● **Exercise directions**
Scan the data below and pick out the lines containing the word "Export".
____ Listed records
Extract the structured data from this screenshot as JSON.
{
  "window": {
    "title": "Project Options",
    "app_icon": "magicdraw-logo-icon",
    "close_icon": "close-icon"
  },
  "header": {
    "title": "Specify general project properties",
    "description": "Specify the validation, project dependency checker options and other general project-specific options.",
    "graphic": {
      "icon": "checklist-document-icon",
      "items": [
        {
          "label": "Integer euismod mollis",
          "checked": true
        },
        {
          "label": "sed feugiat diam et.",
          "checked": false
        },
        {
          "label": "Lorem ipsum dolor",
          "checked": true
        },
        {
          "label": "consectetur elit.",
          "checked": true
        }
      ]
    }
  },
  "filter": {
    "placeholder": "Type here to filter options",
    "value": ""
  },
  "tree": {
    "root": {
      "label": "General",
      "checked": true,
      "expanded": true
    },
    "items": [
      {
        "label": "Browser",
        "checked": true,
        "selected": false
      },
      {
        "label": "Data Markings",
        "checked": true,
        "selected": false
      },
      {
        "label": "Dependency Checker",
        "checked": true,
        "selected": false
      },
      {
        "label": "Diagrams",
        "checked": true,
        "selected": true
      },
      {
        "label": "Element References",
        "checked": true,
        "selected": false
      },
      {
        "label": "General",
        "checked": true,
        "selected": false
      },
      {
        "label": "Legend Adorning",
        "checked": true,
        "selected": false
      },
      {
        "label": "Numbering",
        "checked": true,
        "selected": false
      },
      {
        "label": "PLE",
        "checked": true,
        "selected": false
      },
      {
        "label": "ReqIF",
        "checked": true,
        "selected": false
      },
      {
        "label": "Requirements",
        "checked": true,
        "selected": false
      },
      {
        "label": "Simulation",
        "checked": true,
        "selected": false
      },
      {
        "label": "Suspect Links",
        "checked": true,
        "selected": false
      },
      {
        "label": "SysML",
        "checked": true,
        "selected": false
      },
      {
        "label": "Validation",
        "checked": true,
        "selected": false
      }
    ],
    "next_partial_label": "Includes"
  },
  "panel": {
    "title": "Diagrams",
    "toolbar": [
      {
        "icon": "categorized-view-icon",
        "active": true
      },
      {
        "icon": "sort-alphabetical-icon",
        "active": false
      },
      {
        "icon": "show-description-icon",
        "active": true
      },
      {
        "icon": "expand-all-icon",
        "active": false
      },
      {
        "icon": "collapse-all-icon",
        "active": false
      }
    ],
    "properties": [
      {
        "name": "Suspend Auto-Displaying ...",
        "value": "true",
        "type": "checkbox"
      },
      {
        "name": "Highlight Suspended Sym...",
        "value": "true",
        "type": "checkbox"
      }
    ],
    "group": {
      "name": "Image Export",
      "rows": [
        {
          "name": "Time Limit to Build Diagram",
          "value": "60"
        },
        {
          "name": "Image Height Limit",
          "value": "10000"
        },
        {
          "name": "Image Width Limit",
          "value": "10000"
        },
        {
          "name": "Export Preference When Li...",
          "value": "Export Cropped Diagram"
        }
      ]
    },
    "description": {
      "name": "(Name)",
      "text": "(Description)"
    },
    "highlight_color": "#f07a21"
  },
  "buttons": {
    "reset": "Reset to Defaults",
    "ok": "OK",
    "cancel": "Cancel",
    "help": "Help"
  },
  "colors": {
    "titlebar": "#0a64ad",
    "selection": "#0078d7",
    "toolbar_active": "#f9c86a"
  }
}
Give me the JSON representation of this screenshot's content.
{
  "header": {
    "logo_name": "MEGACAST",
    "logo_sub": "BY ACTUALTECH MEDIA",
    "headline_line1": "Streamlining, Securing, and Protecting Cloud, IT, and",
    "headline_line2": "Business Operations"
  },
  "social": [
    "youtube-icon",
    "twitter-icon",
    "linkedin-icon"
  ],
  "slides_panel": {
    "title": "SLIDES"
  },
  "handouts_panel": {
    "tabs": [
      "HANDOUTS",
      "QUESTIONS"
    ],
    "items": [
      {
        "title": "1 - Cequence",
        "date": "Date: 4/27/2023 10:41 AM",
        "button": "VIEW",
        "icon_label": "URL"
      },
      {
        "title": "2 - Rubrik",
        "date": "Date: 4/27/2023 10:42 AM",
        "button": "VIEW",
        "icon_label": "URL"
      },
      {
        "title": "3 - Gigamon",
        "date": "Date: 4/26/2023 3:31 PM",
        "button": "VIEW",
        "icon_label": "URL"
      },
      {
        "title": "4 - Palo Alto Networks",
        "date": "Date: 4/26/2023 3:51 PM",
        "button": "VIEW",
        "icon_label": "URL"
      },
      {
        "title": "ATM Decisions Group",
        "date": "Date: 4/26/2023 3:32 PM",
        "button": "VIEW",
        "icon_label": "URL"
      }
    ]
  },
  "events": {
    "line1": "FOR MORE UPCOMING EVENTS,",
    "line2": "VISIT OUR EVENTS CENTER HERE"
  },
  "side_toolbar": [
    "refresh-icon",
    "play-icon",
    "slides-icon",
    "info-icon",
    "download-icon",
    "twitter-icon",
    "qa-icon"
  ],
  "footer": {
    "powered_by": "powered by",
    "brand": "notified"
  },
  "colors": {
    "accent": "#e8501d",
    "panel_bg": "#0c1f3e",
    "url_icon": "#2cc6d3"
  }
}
________
● **Full solution**
      "name": "Image Export",
          "name": "Export Preference When Li...",
          "value": "Export Cropped Diagram"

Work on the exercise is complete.